┏━━

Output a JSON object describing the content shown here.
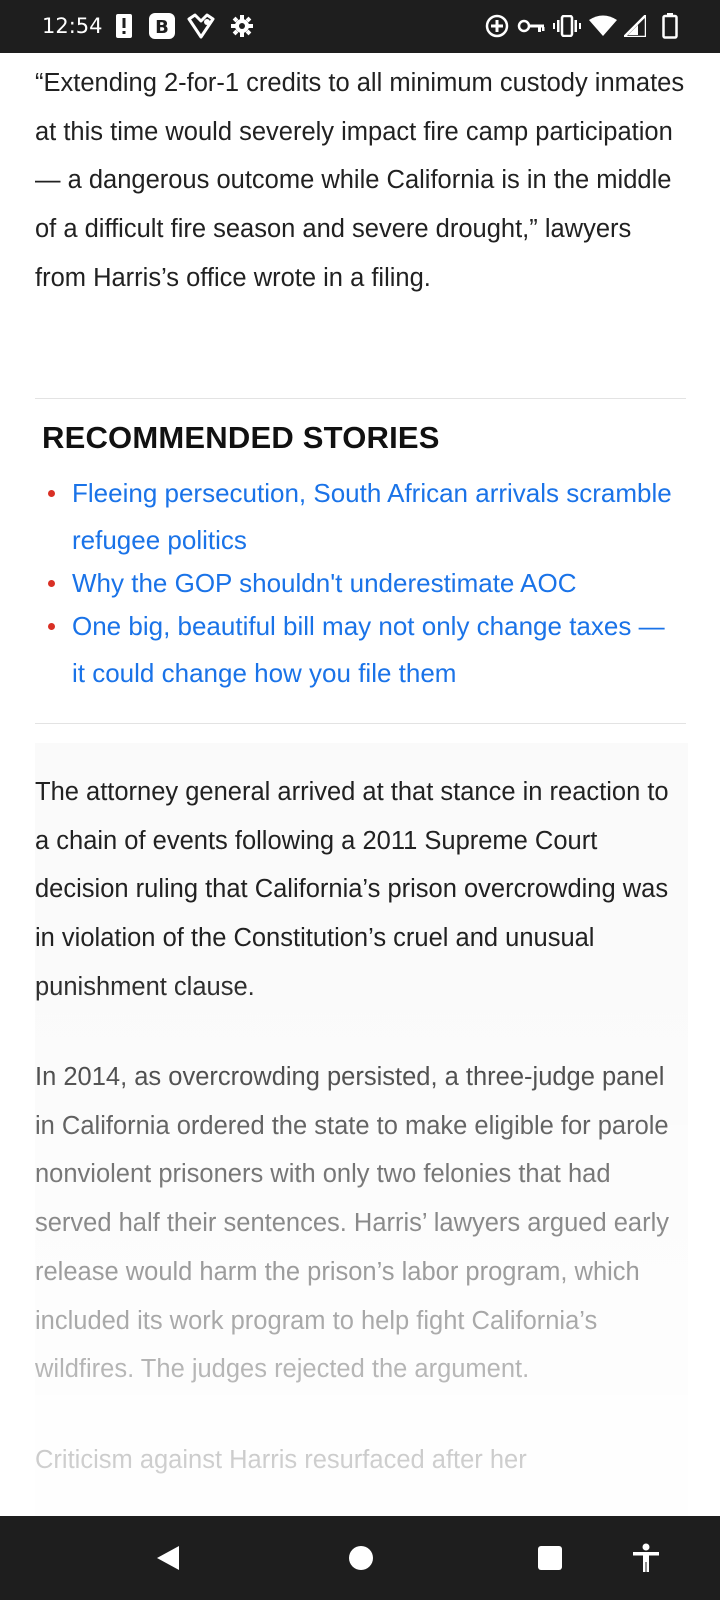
{
  "status_bar": {
    "time": "12:54",
    "left_icons": [
      "alert-icon",
      "b-app-icon",
      "brave-icon",
      "gear-icon"
    ],
    "right_icons": [
      "data-saver-icon",
      "vpn-key-icon",
      "vibrate-icon",
      "wifi-icon",
      "signal-icon",
      "battery-icon"
    ]
  },
  "article": {
    "paragraph_1": "“Extending 2-for-1 credits to all minimum custody inmates at this time would severely impact fire camp participation — a dangerous outcome while California is in the middle of a difficult fire season and severe drought,” lawyers from Harris’s office wrote in a filing.",
    "paragraph_2": "The attorney general arrived at that stance in reaction to a chain of events following a 2011 Supreme Court decision ruling that California’s prison overcrowding was in violation of the Constitution’s cruel and unusual punishment clause.",
    "paragraph_3": "In 2014, as overcrowding persisted, a three-judge panel in California ordered the state to make eligible for parole nonviolent prisoners with only two felonies that had served half their sentences. Harris’ lawyers argued early release would harm the prison’s labor program, which included its work program to help fight California’s wildfires. The judges rejected the argument.",
    "paragraph_4": "Criticism against Harris resurfaced after her"
  },
  "recommended": {
    "heading": "RECOMMENDED STORIES",
    "items": [
      {
        "label": "Fleeing persecution, South African arrivals scramble refugee politics"
      },
      {
        "label": "Why the GOP shouldn't underestimate AOC"
      },
      {
        "label": "One big, beautiful bill may not only change taxes — it could change how you file them"
      }
    ]
  },
  "colors": {
    "link": "#1a73e8",
    "bullet": "#d93025",
    "text": "#212121",
    "system_bar": "#1e1e1e"
  },
  "nav_bar": {
    "buttons": [
      "back-icon",
      "home-icon",
      "recents-icon",
      "accessibility-icon"
    ]
  }
}
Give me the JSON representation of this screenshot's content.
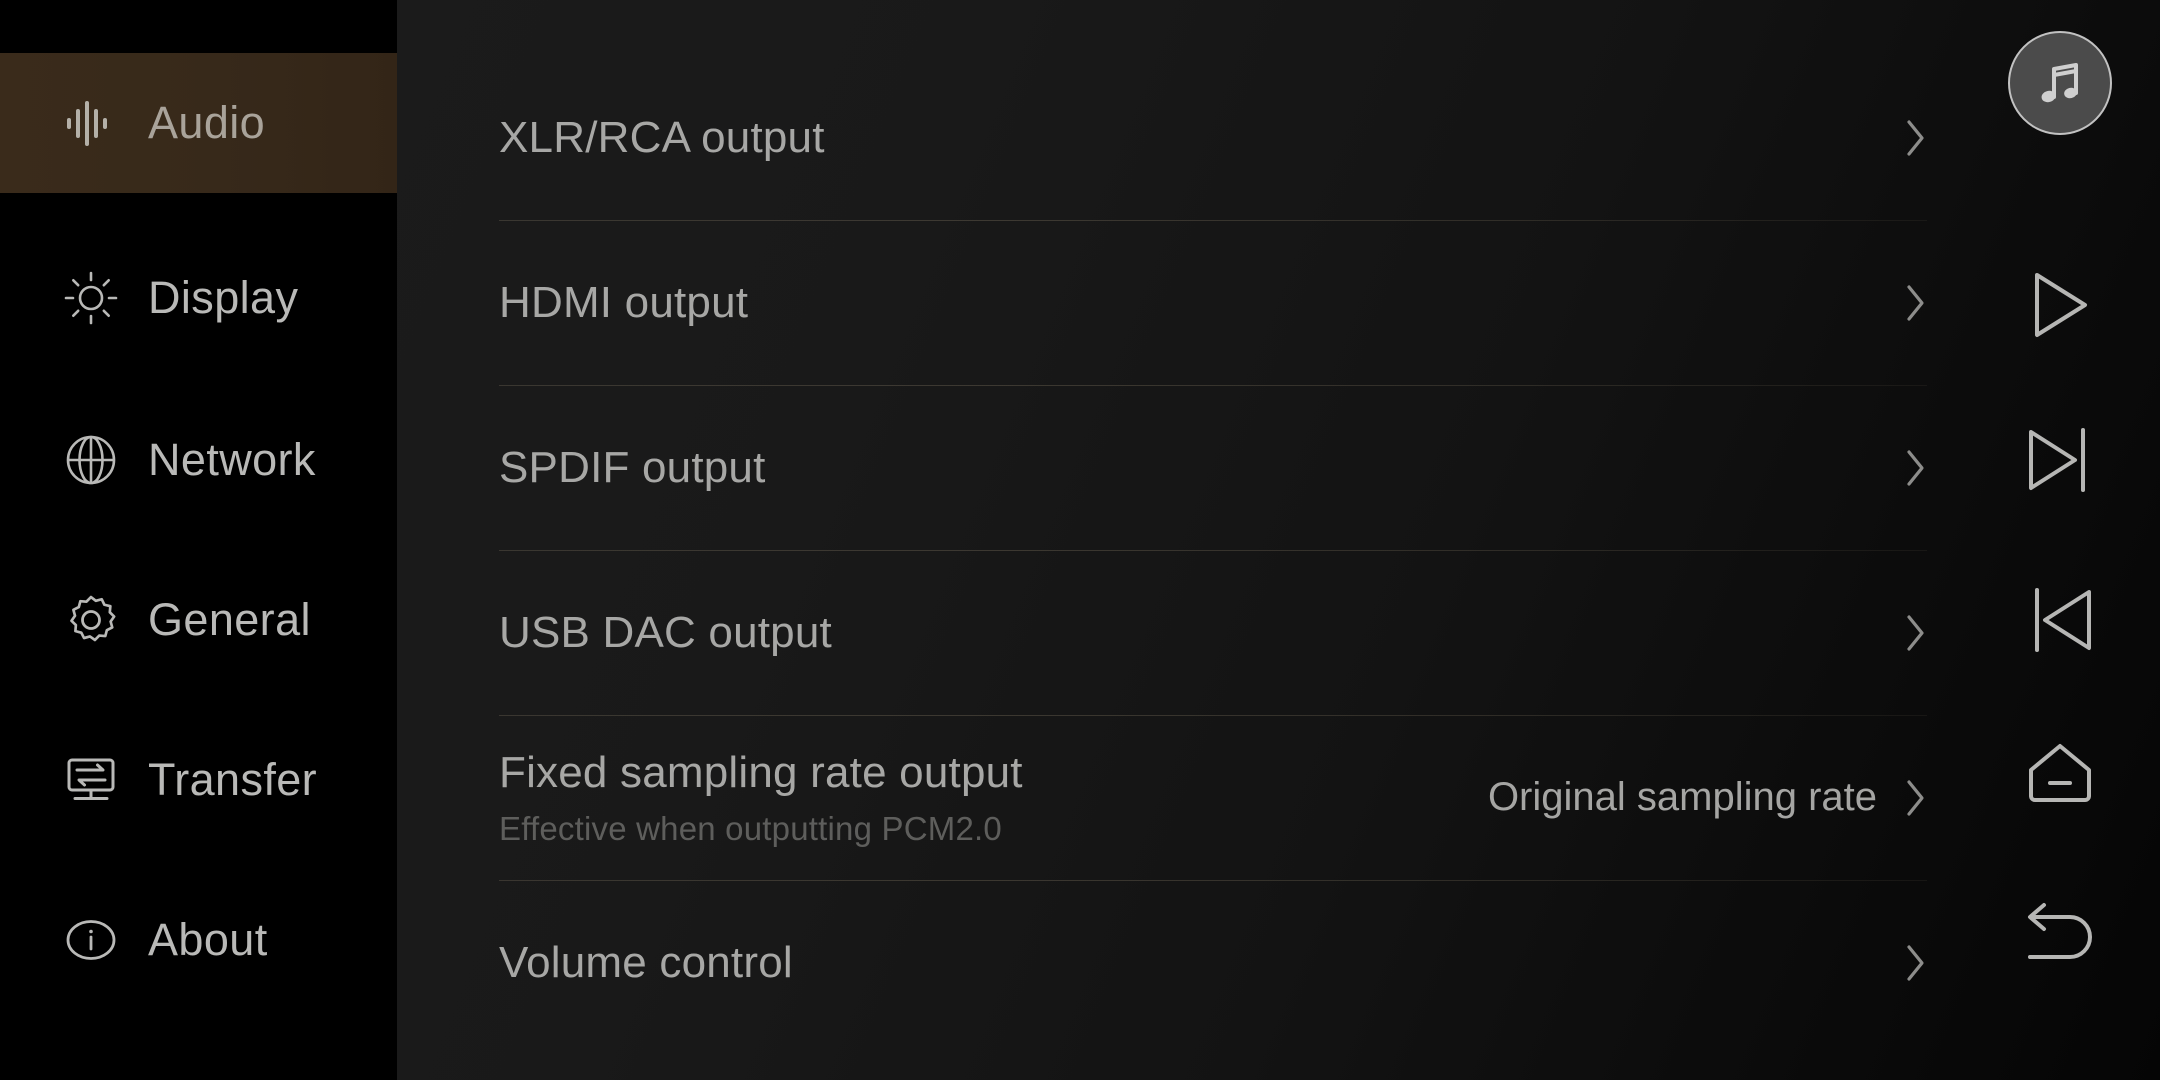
{
  "app": {
    "screen_title": "Audio",
    "background_color": "#000000",
    "accent_highlight_color": "#37291a",
    "text_primary_color": "#a7a7a5",
    "text_secondary_color": "#5e5e5c"
  },
  "sidebar": {
    "items": [
      {
        "label": "Audio",
        "icon": "audio-waveform-icon",
        "active": true
      },
      {
        "label": "Display",
        "icon": "brightness-sun-icon",
        "active": false
      },
      {
        "label": "Network",
        "icon": "globe-icon",
        "active": false
      },
      {
        "label": "General",
        "icon": "gear-icon",
        "active": false
      },
      {
        "label": "Transfer",
        "icon": "transfer-monitor-icon",
        "active": false
      },
      {
        "label": "About",
        "icon": "info-circle-icon",
        "active": false
      }
    ]
  },
  "main": {
    "rows": [
      {
        "title": "XLR/RCA output",
        "subtitle": "",
        "value": "",
        "chevron": "chevron-right-icon"
      },
      {
        "title": "HDMI output",
        "subtitle": "",
        "value": "",
        "chevron": "chevron-right-icon"
      },
      {
        "title": "SPDIF output",
        "subtitle": "",
        "value": "",
        "chevron": "chevron-right-icon"
      },
      {
        "title": "USB DAC output",
        "subtitle": "",
        "value": "",
        "chevron": "chevron-right-icon"
      },
      {
        "title": "Fixed sampling rate output",
        "subtitle": "Effective when outputting PCM2.0",
        "value": "Original sampling rate",
        "chevron": "chevron-right-icon"
      },
      {
        "title": "Volume control",
        "subtitle": "",
        "value": "",
        "chevron": "chevron-right-icon"
      }
    ]
  },
  "rail": {
    "buttons": [
      {
        "name": "now-playing-button",
        "icon": "music-note-icon"
      },
      {
        "name": "play-button",
        "icon": "play-icon"
      },
      {
        "name": "next-track-button",
        "icon": "next-track-icon"
      },
      {
        "name": "previous-track-button",
        "icon": "previous-track-icon"
      },
      {
        "name": "home-button",
        "icon": "home-icon"
      },
      {
        "name": "back-button",
        "icon": "back-arrow-icon"
      }
    ]
  }
}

┗━━

Your copy of the data should match it exactly, except that pictures are left out.

Output a JSON object describing the content shown here.
{
  "status_bar": {
    "time": "12:54",
    "left_icons": [
      "alert-icon",
      "b-app-icon",
      "brave-icon",
      "gear-icon"
    ],
    "right_icons": [
      "data-saver-icon",
      "vpn-key-icon",
      "vibrate-icon",
      "wifi-icon",
      "signal-icon",
      "battery-icon"
    ]
  },
  "article": {
    "paragraph_1": "“Extending 2-for-1 credits to all minimum custody inmates at this time would severely impact fire camp participation — a dangerous outcome while California is in the middle of a difficult fire season and severe drought,” lawyers from Harris’s office wrote in a filing.",
    "paragraph_2": "The attorney general arrived at that stance in reaction to a chain of events following a 2011 Supreme Court decision ruling that California’s prison overcrowding was in violation of the Constitution’s cruel and unusual punishment clause.",
    "paragraph_3": "In 2014, as overcrowding persisted, a three-judge panel in California ordered the state to make eligible for parole nonviolent prisoners with only two felonies that had served half their sentences. Harris’ lawyers argued early release would harm the prison’s labor program, which included its work program to help fight California’s wildfires. The judges rejected the argument.",
    "paragraph_4": "Criticism against Harris resurfaced after her"
  },
  "recommended": {
    "heading": "RECOMMENDED STORIES",
    "items": [
      {
        "label": "Fleeing persecution, South African arrivals scramble refugee politics"
      },
      {
        "label": "Why the GOP shouldn't underestimate AOC"
      },
      {
        "label": "One big, beautiful bill may not only change taxes — it could change how you file them"
      }
    ]
  },
  "colors": {
    "link": "#1a73e8",
    "bullet": "#d93025",
    "text": "#212121",
    "system_bar": "#1e1e1e"
  },
  "nav_bar": {
    "buttons": [
      "back-icon",
      "home-icon",
      "recents-icon",
      "accessibility-icon"
    ]
  }
}
Give me the JSON representation of this screenshot's content.
{
  "app": {
    "screen_title": "Audio",
    "background_color": "#000000",
    "accent_highlight_color": "#37291a",
    "text_primary_color": "#a7a7a5",
    "text_secondary_color": "#5e5e5c"
  },
  "sidebar": {
    "items": [
      {
        "label": "Audio",
        "icon": "audio-waveform-icon",
        "active": true
      },
      {
        "label": "Display",
        "icon": "brightness-sun-icon",
        "active": false
      },
      {
        "label": "Network",
        "icon": "globe-icon",
        "active": false
      },
      {
        "label": "General",
        "icon": "gear-icon",
        "active": false
      },
      {
        "label": "Transfer",
        "icon": "transfer-monitor-icon",
        "active": false
      },
      {
        "label": "About",
        "icon": "info-circle-icon",
        "active": false
      }
    ]
  },
  "main": {
    "rows": [
      {
        "title": "XLR/RCA output",
        "subtitle": "",
        "value": "",
        "chevron": "chevron-right-icon"
      },
      {
        "title": "HDMI output",
        "subtitle": "",
        "value": "",
        "chevron": "chevron-right-icon"
      },
      {
        "title": "SPDIF output",
        "subtitle": "",
        "value": "",
        "chevron": "chevron-right-icon"
      },
      {
        "title": "USB DAC output",
        "subtitle": "",
        "value": "",
        "chevron": "chevron-right-icon"
      },
      {
        "title": "Fixed sampling rate output",
        "subtitle": "Effective when outputting PCM2.0",
        "value": "Original sampling rate",
        "chevron": "chevron-right-icon"
      },
      {
        "title": "Volume control",
        "subtitle": "",
        "value": "",
        "chevron": "chevron-right-icon"
      }
    ]
  },
  "rail": {
    "buttons": [
      {
        "name": "now-playing-button",
        "icon": "music-note-icon"
      },
      {
        "name": "play-button",
        "icon": "play-icon"
      },
      {
        "name": "next-track-button",
        "icon": "next-track-icon"
      },
      {
        "name": "previous-track-button",
        "icon": "previous-track-icon"
      },
      {
        "name": "home-button",
        "icon": "home-icon"
      },
      {
        "name": "back-button",
        "icon": "back-arrow-icon"
      }
    ]
  }
}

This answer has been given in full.